• [AIM]:
Find the lines that contain the word "afname" and copy each one.

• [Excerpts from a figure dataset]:
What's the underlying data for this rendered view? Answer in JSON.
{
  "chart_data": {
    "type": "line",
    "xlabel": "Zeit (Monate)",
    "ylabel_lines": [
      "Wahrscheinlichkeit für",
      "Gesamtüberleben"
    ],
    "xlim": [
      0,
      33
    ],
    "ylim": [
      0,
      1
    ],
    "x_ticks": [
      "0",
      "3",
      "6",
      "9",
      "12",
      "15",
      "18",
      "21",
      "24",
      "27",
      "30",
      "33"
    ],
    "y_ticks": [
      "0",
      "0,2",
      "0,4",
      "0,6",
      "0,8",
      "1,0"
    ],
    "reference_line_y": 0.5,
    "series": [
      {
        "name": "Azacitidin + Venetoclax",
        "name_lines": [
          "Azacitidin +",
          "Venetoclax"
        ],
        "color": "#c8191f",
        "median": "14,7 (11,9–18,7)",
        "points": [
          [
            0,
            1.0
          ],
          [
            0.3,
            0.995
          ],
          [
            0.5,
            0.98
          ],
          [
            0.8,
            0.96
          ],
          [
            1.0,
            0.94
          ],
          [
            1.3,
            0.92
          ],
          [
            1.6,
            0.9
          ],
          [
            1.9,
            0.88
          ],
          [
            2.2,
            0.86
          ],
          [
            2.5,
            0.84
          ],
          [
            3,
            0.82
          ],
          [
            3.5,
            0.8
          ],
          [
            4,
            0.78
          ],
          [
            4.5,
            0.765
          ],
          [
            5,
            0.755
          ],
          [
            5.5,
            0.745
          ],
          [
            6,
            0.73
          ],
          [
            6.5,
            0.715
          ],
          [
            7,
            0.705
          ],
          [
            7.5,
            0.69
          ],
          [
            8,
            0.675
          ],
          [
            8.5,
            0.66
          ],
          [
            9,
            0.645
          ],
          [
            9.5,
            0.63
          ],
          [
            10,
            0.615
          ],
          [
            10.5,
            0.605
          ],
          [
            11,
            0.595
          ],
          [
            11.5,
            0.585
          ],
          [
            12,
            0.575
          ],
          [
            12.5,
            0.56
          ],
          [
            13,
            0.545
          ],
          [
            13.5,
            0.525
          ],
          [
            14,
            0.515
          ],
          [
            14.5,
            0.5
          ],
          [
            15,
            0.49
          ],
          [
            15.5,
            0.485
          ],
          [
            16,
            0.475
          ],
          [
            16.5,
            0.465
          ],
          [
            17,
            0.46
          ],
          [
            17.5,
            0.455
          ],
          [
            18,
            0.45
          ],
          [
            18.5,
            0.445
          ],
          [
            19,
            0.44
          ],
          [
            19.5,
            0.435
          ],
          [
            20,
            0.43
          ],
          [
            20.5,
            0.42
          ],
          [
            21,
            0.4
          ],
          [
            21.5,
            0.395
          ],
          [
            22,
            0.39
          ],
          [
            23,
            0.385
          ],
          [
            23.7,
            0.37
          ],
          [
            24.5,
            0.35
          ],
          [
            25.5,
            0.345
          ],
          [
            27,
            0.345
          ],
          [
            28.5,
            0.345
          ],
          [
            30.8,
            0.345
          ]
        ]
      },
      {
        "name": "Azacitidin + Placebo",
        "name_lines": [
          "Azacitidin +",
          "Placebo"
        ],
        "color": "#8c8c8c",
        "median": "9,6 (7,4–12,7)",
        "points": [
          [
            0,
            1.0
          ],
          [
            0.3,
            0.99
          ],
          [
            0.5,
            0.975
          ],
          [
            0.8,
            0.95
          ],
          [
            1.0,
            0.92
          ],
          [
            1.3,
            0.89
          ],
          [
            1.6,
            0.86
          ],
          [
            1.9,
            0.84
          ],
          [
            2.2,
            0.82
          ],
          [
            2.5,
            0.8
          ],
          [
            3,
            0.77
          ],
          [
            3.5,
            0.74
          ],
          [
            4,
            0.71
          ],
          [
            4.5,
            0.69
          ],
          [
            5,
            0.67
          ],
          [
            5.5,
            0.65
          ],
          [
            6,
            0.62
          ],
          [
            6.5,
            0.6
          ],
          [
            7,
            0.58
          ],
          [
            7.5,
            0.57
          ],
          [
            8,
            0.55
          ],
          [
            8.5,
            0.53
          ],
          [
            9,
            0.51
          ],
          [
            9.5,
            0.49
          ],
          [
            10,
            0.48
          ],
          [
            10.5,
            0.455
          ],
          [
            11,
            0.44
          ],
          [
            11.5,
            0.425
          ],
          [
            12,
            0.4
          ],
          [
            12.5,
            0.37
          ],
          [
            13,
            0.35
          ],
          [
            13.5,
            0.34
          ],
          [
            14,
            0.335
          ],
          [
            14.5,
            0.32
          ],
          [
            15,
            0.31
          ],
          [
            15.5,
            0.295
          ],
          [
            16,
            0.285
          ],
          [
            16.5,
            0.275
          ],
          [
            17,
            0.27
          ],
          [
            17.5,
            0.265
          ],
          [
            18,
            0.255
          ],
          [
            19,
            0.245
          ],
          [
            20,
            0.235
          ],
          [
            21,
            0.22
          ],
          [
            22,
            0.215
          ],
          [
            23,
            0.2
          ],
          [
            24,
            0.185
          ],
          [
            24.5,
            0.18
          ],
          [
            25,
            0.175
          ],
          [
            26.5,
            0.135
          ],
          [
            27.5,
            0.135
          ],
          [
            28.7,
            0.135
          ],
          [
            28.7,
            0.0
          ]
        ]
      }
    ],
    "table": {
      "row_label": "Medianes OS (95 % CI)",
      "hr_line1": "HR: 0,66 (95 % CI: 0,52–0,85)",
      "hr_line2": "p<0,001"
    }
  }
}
...
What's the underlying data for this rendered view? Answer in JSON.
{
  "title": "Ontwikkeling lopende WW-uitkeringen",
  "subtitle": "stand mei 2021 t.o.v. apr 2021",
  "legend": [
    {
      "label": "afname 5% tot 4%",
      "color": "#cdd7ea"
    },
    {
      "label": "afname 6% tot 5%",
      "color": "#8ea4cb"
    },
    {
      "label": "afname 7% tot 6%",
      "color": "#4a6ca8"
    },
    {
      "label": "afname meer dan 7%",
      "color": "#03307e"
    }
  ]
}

• [EXERCISE SOLUTION]:
      "label": "afname 5% tot 4%",
      "label": "afname 6% tot 5%",
      "label": "afname 7% tot 6%",
      "label": "afname meer dan 7%",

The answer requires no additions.